Please print the material word for word, from its first line through the line containing "bar-visits-day-10 <box>166 202 175 276</box>", including both of those lines.
[Start GIVEN RECORDS]
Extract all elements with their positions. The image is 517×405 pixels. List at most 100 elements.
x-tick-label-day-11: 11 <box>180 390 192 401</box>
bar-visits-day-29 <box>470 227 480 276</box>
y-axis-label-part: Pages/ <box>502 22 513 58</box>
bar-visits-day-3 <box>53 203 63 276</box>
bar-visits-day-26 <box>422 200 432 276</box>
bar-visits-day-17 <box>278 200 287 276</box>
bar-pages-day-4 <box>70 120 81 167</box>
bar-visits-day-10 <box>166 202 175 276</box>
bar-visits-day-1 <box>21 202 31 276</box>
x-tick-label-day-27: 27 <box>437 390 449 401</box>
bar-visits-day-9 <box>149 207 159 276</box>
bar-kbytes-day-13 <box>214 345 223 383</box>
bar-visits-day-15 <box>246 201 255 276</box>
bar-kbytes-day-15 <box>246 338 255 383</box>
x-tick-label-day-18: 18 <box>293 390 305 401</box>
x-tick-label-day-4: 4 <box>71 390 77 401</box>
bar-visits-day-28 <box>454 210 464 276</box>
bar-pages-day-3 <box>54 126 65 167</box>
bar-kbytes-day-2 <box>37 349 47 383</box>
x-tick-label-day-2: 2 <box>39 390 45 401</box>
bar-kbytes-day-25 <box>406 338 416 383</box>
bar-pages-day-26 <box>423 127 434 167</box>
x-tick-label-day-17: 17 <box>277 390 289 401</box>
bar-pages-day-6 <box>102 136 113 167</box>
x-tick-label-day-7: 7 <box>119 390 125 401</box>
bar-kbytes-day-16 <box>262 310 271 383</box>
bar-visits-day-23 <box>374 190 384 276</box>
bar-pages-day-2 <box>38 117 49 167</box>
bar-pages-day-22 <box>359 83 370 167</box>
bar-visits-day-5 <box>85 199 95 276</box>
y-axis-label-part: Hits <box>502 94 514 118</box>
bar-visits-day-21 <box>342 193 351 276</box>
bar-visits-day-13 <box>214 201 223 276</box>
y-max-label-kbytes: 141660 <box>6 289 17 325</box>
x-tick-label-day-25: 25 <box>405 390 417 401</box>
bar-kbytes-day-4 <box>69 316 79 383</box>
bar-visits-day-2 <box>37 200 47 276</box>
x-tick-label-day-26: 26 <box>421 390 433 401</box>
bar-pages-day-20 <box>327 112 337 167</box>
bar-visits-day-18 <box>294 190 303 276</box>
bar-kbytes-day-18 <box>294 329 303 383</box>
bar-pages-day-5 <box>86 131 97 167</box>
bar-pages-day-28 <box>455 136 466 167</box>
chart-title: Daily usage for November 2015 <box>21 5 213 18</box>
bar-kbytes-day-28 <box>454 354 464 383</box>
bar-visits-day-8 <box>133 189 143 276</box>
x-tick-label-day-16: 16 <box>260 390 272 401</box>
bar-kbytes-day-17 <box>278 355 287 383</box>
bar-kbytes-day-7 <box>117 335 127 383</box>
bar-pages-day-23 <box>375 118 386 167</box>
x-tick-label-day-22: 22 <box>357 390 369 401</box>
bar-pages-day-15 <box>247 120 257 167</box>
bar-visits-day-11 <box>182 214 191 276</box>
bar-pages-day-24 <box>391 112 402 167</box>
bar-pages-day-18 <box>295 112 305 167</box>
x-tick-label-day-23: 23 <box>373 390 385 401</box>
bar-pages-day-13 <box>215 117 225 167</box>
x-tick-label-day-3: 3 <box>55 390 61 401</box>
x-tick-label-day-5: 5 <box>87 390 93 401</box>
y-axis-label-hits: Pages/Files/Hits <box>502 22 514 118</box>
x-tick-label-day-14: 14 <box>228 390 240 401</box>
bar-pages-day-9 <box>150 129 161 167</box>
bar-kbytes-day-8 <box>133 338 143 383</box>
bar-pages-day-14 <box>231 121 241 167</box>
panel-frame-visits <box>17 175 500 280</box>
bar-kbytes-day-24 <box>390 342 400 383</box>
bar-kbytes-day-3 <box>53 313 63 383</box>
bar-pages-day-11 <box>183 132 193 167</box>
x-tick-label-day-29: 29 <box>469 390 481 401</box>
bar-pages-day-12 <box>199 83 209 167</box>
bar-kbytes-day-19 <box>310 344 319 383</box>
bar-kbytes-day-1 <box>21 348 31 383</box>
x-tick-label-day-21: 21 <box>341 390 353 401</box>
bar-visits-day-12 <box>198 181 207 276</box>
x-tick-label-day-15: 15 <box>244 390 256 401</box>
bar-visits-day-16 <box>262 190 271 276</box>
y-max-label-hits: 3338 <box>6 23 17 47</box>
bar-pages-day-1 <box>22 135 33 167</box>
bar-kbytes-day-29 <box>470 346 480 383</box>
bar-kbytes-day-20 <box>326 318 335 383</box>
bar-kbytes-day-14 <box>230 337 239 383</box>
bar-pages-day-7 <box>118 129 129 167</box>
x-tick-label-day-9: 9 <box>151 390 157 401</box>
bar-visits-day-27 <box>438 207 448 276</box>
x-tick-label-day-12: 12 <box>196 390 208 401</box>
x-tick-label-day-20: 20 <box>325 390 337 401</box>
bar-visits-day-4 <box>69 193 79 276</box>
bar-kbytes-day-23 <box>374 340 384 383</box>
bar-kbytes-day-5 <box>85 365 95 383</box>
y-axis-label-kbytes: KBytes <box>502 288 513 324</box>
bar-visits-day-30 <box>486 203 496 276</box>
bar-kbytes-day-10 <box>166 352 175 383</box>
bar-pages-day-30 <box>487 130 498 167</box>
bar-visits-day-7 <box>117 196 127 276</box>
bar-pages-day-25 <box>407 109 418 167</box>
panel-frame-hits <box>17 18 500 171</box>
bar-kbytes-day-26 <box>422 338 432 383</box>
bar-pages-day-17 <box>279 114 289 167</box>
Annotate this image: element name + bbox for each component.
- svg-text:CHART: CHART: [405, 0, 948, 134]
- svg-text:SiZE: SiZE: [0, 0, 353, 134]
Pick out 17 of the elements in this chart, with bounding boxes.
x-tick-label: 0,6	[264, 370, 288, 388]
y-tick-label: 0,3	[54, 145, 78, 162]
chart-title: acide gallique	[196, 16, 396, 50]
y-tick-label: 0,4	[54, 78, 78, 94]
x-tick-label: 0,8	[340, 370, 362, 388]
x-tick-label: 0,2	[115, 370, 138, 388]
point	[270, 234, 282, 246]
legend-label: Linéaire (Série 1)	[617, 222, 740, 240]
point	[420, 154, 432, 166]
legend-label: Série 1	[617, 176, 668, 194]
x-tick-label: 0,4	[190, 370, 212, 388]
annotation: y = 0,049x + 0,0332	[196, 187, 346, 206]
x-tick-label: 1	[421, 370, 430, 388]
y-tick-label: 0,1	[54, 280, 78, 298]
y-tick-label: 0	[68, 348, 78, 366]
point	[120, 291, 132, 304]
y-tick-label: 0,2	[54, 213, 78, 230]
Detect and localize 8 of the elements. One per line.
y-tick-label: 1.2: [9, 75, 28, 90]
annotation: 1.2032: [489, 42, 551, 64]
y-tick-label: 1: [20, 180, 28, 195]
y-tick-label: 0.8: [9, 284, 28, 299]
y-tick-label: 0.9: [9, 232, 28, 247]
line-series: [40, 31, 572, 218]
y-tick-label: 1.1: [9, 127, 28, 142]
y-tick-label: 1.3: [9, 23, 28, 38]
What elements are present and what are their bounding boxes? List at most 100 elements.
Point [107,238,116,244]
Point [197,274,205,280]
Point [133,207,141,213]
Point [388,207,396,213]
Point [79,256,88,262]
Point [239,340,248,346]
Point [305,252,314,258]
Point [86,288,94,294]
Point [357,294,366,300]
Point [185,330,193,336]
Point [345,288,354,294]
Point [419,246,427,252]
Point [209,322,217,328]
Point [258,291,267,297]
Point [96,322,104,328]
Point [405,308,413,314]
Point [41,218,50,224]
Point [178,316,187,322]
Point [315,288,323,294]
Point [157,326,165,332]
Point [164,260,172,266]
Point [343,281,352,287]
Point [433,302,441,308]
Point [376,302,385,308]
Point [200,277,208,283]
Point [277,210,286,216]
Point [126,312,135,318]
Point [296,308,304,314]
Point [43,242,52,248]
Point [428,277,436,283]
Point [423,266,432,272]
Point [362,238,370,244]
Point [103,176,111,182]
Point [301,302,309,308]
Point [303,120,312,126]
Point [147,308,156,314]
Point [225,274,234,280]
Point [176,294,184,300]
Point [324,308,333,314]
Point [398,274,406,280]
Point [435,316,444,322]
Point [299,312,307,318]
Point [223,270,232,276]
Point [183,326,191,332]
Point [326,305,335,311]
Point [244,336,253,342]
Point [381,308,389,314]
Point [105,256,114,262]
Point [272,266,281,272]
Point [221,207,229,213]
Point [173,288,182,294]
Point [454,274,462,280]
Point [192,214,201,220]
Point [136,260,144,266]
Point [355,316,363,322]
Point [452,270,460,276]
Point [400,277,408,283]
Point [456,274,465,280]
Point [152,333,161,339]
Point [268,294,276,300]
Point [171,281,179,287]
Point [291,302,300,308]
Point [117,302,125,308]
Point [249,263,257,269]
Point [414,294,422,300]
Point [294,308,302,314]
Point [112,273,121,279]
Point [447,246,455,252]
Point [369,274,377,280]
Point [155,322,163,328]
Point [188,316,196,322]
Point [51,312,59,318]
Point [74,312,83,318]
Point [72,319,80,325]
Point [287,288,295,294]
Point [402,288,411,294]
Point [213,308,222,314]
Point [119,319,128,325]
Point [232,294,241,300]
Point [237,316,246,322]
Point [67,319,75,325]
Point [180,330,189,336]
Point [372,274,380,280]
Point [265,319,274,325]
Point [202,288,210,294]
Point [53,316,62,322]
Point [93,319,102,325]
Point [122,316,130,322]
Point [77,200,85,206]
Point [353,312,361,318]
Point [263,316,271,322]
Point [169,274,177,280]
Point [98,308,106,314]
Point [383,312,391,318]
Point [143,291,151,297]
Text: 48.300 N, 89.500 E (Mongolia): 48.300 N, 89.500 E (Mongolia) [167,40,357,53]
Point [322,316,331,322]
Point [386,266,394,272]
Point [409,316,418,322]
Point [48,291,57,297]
[End GIVEN RECORDS]
- FINAL RESULT
Extract all elements with their positions. The image is 517×405 pixels. List at most 100 elements.
x-tick-label-day-11: 11 <box>180 390 192 401</box>
bar-visits-day-29 <box>470 227 480 276</box>
y-axis-label-part: Pages/ <box>502 22 513 58</box>
bar-visits-day-3 <box>53 203 63 276</box>
bar-visits-day-26 <box>422 200 432 276</box>
bar-visits-day-17 <box>278 200 287 276</box>
bar-pages-day-4 <box>70 120 81 167</box>
bar-visits-day-10 <box>166 202 175 276</box>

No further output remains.